Problem to work on – Print all of the entries exactly, minus the pictures.

** Begin Given records **

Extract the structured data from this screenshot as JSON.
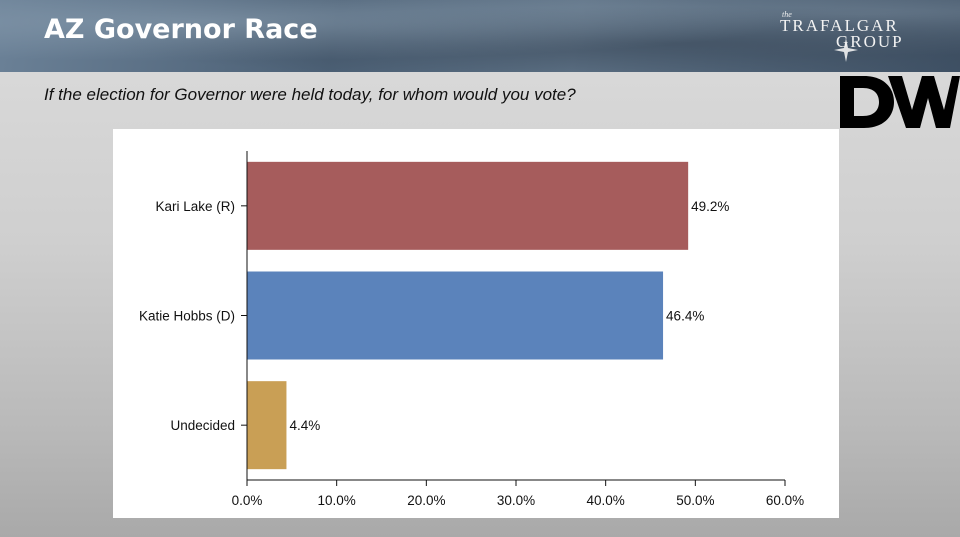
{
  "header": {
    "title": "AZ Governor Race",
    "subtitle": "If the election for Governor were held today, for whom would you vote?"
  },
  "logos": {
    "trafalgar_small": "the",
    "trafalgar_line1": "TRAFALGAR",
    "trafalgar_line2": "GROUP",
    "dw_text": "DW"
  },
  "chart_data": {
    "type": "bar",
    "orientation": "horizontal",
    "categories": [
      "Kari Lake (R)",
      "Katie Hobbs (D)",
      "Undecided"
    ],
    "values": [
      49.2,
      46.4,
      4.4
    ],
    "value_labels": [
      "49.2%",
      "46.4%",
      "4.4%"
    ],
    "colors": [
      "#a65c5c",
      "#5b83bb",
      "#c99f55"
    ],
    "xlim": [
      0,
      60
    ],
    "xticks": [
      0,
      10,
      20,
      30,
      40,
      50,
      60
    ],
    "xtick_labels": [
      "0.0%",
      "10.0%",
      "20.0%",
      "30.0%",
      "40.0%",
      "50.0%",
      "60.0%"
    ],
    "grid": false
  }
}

** End Given records **

Problem solution –
Extract the structured data from this screenshot as JSON.
{
  "header": {
    "title": "AZ Governor Race",
    "subtitle": "If the election for Governor were held today, for whom would you vote?"
  },
  "logos": {
    "trafalgar_small": "the",
    "trafalgar_line1": "TRAFALGAR",
    "trafalgar_line2": "GROUP",
    "dw_text": "DW"
  },
  "chart_data": {
    "type": "bar",
    "orientation": "horizontal",
    "categories": [
      "Kari Lake (R)",
      "Katie Hobbs (D)",
      "Undecided"
    ],
    "values": [
      49.2,
      46.4,
      4.4
    ],
    "value_labels": [
      "49.2%",
      "46.4%",
      "4.4%"
    ],
    "colors": [
      "#a65c5c",
      "#5b83bb",
      "#c99f55"
    ],
    "xlim": [
      0,
      60
    ],
    "xticks": [
      0,
      10,
      20,
      30,
      40,
      50,
      60
    ],
    "xtick_labels": [
      "0.0%",
      "10.0%",
      "20.0%",
      "30.0%",
      "40.0%",
      "50.0%",
      "60.0%"
    ],
    "grid": false
  }
}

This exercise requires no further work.